Report how many lines in the listing below include the word "FITC". Write nothing besides the number.

------ PROVIDED DATA ------

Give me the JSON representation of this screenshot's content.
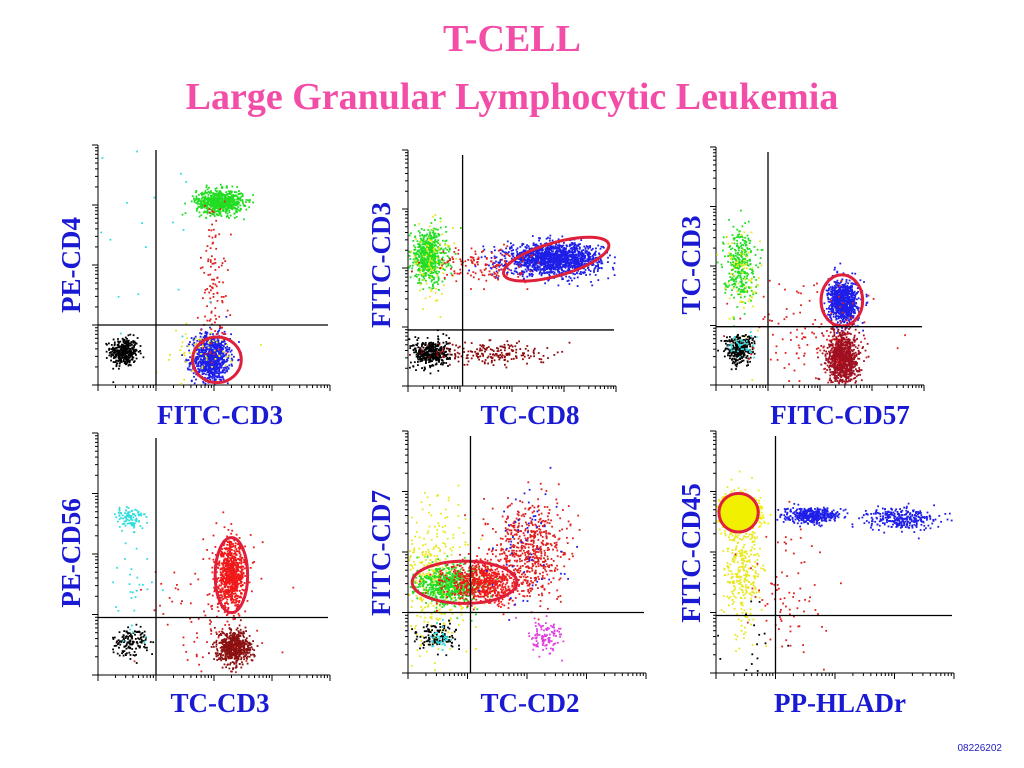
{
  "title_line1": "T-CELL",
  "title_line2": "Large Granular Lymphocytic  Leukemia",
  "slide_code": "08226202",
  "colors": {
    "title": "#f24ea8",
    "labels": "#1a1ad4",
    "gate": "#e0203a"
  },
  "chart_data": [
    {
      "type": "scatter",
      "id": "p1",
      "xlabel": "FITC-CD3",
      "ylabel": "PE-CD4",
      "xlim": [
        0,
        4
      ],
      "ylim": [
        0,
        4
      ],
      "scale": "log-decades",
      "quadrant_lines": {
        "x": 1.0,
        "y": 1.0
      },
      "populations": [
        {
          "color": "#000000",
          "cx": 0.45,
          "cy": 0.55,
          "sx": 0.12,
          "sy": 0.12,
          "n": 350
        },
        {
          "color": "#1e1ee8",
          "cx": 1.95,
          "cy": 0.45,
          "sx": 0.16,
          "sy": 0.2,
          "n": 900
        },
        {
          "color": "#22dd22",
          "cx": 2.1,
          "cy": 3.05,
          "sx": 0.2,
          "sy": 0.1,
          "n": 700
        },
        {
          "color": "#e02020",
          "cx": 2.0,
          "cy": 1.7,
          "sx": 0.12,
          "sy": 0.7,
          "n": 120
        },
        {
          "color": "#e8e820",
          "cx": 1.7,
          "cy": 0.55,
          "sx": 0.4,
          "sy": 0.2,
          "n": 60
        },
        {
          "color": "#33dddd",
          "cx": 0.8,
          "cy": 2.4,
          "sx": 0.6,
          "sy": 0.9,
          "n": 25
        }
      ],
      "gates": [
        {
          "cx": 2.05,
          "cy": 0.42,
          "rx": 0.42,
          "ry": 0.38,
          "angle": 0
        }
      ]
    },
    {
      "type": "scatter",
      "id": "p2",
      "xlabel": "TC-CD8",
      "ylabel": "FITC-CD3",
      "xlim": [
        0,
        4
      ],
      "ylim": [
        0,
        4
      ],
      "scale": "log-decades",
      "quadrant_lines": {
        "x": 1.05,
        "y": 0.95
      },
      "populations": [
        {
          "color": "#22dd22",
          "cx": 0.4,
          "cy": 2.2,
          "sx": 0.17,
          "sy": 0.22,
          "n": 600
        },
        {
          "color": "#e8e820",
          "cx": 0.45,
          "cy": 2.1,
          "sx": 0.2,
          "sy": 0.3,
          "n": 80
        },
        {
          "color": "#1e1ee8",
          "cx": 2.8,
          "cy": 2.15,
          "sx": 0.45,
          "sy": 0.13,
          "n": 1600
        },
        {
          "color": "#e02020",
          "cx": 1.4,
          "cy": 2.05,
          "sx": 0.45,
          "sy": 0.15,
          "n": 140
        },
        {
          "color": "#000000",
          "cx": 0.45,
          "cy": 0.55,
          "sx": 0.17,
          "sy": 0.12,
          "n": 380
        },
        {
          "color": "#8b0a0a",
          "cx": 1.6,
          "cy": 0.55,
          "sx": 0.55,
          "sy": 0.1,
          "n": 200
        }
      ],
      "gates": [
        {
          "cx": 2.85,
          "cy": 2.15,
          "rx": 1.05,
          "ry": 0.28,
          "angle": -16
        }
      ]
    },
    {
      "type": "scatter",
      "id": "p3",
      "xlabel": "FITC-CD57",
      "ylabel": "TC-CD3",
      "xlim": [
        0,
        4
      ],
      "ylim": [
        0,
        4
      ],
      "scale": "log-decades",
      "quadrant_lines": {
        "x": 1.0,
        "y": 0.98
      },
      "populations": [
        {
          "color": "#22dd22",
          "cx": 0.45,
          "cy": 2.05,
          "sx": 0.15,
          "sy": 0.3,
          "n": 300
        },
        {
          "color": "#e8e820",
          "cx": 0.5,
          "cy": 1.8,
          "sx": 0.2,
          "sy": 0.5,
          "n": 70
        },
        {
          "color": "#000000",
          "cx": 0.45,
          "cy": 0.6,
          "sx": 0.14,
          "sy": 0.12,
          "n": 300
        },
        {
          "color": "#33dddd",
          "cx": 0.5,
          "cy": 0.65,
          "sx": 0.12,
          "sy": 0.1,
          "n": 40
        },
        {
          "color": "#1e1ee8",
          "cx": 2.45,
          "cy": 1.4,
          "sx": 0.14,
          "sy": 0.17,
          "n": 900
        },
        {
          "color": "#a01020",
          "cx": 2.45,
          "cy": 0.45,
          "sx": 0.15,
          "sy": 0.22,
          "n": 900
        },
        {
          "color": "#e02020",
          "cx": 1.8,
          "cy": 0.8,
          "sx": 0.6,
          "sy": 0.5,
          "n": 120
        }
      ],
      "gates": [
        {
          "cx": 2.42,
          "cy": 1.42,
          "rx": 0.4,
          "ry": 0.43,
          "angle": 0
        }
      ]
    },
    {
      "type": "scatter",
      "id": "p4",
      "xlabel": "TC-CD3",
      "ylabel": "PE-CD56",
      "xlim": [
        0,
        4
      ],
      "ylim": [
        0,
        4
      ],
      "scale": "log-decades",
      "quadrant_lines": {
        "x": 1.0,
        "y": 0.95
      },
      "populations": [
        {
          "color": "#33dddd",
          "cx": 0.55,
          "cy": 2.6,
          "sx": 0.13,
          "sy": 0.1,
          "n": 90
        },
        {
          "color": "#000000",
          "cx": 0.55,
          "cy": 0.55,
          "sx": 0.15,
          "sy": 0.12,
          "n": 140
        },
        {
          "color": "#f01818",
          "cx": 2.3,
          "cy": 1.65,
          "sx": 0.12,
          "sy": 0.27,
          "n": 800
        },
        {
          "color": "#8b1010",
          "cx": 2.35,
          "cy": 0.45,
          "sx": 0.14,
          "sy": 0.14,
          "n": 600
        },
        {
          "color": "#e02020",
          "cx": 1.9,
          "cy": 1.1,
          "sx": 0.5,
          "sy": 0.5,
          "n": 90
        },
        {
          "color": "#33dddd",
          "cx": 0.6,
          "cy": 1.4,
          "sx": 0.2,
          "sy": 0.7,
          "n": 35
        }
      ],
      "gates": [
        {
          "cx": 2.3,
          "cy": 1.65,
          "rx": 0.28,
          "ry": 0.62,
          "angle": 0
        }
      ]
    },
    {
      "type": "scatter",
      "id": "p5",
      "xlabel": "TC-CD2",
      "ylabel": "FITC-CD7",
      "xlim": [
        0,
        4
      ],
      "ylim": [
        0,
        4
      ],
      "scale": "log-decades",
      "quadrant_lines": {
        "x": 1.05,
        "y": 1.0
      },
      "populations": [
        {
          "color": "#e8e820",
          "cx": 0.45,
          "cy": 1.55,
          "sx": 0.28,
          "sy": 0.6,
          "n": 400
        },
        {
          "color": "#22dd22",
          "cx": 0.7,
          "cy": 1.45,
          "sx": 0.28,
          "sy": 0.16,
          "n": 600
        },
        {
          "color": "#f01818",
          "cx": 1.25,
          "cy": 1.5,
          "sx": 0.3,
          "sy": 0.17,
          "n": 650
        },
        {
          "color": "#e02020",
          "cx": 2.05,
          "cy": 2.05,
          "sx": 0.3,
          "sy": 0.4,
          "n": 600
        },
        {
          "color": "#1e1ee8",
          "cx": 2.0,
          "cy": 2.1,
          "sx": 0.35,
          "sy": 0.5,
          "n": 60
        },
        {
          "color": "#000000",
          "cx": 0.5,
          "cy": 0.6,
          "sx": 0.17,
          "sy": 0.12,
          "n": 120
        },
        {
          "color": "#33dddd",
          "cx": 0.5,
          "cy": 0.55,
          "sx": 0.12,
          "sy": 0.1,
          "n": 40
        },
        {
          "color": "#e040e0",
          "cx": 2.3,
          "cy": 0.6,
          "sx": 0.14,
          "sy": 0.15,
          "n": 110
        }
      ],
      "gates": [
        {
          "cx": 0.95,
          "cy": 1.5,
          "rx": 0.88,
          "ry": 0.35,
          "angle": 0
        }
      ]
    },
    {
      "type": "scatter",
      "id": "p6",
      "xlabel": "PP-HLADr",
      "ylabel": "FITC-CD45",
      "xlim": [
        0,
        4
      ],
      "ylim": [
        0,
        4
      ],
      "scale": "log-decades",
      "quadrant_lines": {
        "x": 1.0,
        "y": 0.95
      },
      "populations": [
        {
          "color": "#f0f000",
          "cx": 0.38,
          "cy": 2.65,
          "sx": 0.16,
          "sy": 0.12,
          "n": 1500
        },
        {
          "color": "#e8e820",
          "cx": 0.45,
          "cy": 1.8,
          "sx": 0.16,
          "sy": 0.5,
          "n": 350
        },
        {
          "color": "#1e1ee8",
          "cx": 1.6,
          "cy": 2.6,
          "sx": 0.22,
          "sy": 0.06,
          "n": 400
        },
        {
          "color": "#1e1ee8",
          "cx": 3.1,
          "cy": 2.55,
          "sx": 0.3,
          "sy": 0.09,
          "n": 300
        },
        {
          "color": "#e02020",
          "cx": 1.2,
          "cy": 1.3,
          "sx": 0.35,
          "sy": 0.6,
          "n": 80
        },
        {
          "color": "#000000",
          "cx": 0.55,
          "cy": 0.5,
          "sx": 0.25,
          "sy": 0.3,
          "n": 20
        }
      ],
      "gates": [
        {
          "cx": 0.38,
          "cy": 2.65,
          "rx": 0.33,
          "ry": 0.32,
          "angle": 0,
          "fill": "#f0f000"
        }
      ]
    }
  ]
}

------

__REPLY TO THE TASK__
5